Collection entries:
- - - - - - -
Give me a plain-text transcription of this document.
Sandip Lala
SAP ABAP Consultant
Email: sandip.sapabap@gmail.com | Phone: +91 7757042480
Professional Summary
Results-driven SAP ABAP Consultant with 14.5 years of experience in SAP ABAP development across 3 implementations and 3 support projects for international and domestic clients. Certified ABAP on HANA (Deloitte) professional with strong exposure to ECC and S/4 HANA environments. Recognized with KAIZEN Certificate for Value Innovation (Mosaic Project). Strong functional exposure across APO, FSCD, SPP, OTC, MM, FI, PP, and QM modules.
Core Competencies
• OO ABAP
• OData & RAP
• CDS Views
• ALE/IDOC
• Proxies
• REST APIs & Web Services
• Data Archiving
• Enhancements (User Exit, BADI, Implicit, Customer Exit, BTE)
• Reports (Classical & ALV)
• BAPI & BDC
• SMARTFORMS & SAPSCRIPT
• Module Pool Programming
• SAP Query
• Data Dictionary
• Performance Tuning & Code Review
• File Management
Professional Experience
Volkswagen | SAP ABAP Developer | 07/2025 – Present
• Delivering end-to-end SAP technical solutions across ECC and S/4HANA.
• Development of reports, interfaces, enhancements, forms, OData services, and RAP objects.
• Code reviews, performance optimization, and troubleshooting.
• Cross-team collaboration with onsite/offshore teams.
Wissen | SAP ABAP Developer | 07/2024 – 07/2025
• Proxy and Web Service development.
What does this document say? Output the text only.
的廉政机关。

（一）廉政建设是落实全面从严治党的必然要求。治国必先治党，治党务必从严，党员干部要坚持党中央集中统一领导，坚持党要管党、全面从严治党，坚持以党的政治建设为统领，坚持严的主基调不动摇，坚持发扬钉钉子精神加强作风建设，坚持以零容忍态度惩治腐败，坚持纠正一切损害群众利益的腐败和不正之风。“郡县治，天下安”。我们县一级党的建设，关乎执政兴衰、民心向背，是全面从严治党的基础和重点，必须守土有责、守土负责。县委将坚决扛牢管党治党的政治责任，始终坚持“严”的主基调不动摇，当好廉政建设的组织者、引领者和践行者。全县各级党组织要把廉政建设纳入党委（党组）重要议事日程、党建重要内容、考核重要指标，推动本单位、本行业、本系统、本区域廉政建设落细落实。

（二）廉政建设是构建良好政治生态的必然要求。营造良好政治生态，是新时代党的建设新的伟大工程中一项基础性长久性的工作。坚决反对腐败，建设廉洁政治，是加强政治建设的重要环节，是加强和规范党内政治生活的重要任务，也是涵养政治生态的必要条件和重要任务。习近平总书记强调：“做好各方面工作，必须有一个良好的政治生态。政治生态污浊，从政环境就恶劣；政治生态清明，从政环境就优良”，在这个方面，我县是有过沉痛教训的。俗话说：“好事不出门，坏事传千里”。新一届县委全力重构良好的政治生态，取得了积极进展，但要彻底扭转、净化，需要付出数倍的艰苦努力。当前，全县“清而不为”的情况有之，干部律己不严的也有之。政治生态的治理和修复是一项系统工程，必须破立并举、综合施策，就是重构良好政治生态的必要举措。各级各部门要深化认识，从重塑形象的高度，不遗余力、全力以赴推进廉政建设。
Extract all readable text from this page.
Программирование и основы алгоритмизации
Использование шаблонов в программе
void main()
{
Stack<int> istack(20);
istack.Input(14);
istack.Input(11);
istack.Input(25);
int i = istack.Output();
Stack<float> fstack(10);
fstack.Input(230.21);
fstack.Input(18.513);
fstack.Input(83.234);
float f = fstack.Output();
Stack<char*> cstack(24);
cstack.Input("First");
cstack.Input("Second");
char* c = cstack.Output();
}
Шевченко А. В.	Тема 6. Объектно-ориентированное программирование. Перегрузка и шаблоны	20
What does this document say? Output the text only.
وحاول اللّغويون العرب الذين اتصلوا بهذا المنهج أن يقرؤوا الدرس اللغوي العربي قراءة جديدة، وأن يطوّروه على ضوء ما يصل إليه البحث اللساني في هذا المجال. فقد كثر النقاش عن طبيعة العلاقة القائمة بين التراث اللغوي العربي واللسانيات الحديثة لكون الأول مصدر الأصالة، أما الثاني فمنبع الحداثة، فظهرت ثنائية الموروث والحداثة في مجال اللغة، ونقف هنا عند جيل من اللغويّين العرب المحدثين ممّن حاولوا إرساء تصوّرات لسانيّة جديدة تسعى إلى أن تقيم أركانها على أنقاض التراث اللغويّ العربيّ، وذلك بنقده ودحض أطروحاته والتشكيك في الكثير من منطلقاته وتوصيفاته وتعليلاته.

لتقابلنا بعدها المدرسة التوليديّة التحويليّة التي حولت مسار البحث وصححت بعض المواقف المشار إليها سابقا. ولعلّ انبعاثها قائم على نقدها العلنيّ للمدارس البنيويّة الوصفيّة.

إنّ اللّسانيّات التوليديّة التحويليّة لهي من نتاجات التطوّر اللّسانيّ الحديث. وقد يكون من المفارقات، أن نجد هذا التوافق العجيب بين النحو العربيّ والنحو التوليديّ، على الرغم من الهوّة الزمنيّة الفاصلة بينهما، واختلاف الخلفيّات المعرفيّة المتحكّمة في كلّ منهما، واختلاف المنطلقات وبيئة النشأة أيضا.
- - - - - - -
_Written task_. Return the listing above in its exact form.

_Completed exercise_.
Give me a plain-text transcription of this document.
Sandip Lala
SAP ABAP Consultant
Email: sandip.sapabap@gmail.com | Phone: +91 7757042480
Professional Summary
Results-driven SAP ABAP Consultant with 14.5 years of experience in SAP ABAP development across 3 implementations and 3 support projects for international and domestic clients. Certified ABAP on HANA (Deloitte) professional with strong exposure to ECC and S/4 HANA environments. Recognized with KAIZEN Certificate for Value Innovation (Mosaic Project). Strong functional exposure across APO, FSCD, SPP, OTC, MM, FI, PP, and QM modules.
Core Competencies
• OO ABAP
• OData & RAP
• CDS Views
• ALE/IDOC
• Proxies
• REST APIs & Web Services
• Data Archiving
• Enhancements (User Exit, BADI, Implicit, Customer Exit, BTE)
• Reports (Classical & ALV)
• BAPI & BDC
• SMARTFORMS & SAPSCRIPT
• Module Pool Programming
• SAP Query
• Data Dictionary
• Performance Tuning & Code Review
• File Management
Professional Experience
Volkswagen | SAP ABAP Developer | 07/2025 – Present
• Delivering end-to-end SAP technical solutions across ECC and S/4HANA.
• Development of reports, interfaces, enhancements, forms, OData services, and RAP objects.
• Code reviews, performance optimization, and troubleshooting.
• Cross-team collaboration with onsite/offshore teams.
Wissen | SAP ABAP Developer | 07/2024 – 07/2025
• Proxy and Web Service development.
What does this document say? Output the text only.
的廉政机关。

（一）廉政建设是落实全面从严治党的必然要求。治国必先治党，治党务必从严，党员干部要坚持党中央集中统一领导，坚持党要管党、全面从严治党，坚持以党的政治建设为统领，坚持严的主基调不动摇，坚持发扬钉钉子精神加强作风建设，坚持以零容忍态度惩治腐败，坚持纠正一切损害群众利益的腐败和不正之风。“郡县治，天下安”。我们县一级党的建设，关乎执政兴衰、民心向背，是全面从严治党的基础和重点，必须守土有责、守土负责。县委将坚决扛牢管党治党的政治责任，始终坚持“严”的主基调不动摇，当好廉政建设的组织者、引领者和践行者。全县各级党组织要把廉政建设纳入党委（党组）重要议事日程、党建重要内容、考核重要指标，推动本单位、本行业、本系统、本区域廉政建设落细落实。

（二）廉政建设是构建良好政治生态的必然要求。营造良好政治生态，是新时代党的建设新的伟大工程中一项基础性长久性的工作。坚决反对腐败，建设廉洁政治，是加强政治建设的重要环节，是加强和规范党内政治生活的重要任务，也是涵养政治生态的必要条件和重要任务。习近平总书记强调：“做好各方面工作，必须有一个良好的政治生态。政治生态污浊，从政环境就恶劣；政治生态清明，从政环境就优良”，在这个方面，我县是有过沉痛教训的。俗话说：“好事不出门，坏事传千里”。新一届县委全力重构良好的政治生态，取得了积极进展，但要彻底扭转、净化，需要付出数倍的艰苦努力。当前，全县“清而不为”的情况有之，干部律己不严的也有之。政治生态的治理和修复是一项系统工程，必须破立并举、综合施策，就是重构良好政治生态的必要举措。各级各部门要深化认识，从重塑形象的高度，不遗余力、全力以赴推进廉政建设。
Extract all readable text from this page.
Программирование и основы алгоритмизации
Использование шаблонов в программе
void main()
{
Stack<int> istack(20);
istack.Input(14);
istack.Input(11);
istack.Input(25);
int i = istack.Output();
Stack<float> fstack(10);
fstack.Input(230.21);
fstack.Input(18.513);
fstack.Input(83.234);
float f = fstack.Output();
Stack<char*> cstack(24);
cstack.Input("First");
cstack.Input("Second");
char* c = cstack.Output();
}
Шевченко А. В.	Тема 6. Объектно-ориентированное программирование. Перегрузка и шаблоны	20
What does this document say? Output the text only.
وحاول اللّغويون العرب الذين اتصلوا بهذا المنهج أن يقرؤوا الدرس اللغوي العربي قراءة جديدة، وأن يطوّروه على ضوء ما يصل إليه البحث اللساني في هذا المجال. فقد كثر النقاش عن طبيعة العلاقة القائمة بين التراث اللغوي العربي واللسانيات الحديثة لكون الأول مصدر الأصالة، أما الثاني فمنبع الحداثة، فظهرت ثنائية الموروث والحداثة في مجال اللغة، ونقف هنا عند جيل من اللغويّين العرب المحدثين ممّن حاولوا إرساء تصوّرات لسانيّة جديدة تسعى إلى أن تقيم أركانها على أنقاض التراث اللغويّ العربيّ، وذلك بنقده ودحض أطروحاته والتشكيك في الكثير من منطلقاته وتوصيفاته وتعليلاته.

لتقابلنا بعدها المدرسة التوليديّة التحويليّة التي حولت مسار البحث وصححت بعض المواقف المشار إليها سابقا. ولعلّ انبعاثها قائم على نقدها العلنيّ للمدارس البنيويّة الوصفيّة.

إنّ اللّسانيّات التوليديّة التحويليّة لهي من نتاجات التطوّر اللّسانيّ الحديث. وقد يكون من المفارقات، أن نجد هذا التوافق العجيب بين النحو العربيّ والنحو التوليديّ، على الرغم من الهوّة الزمنيّة الفاصلة بينهما، واختلاف الخلفيّات المعرفيّة المتحكّمة في كلّ منهما، واختلاف المنطلقات وبيئة النشأة أيضا.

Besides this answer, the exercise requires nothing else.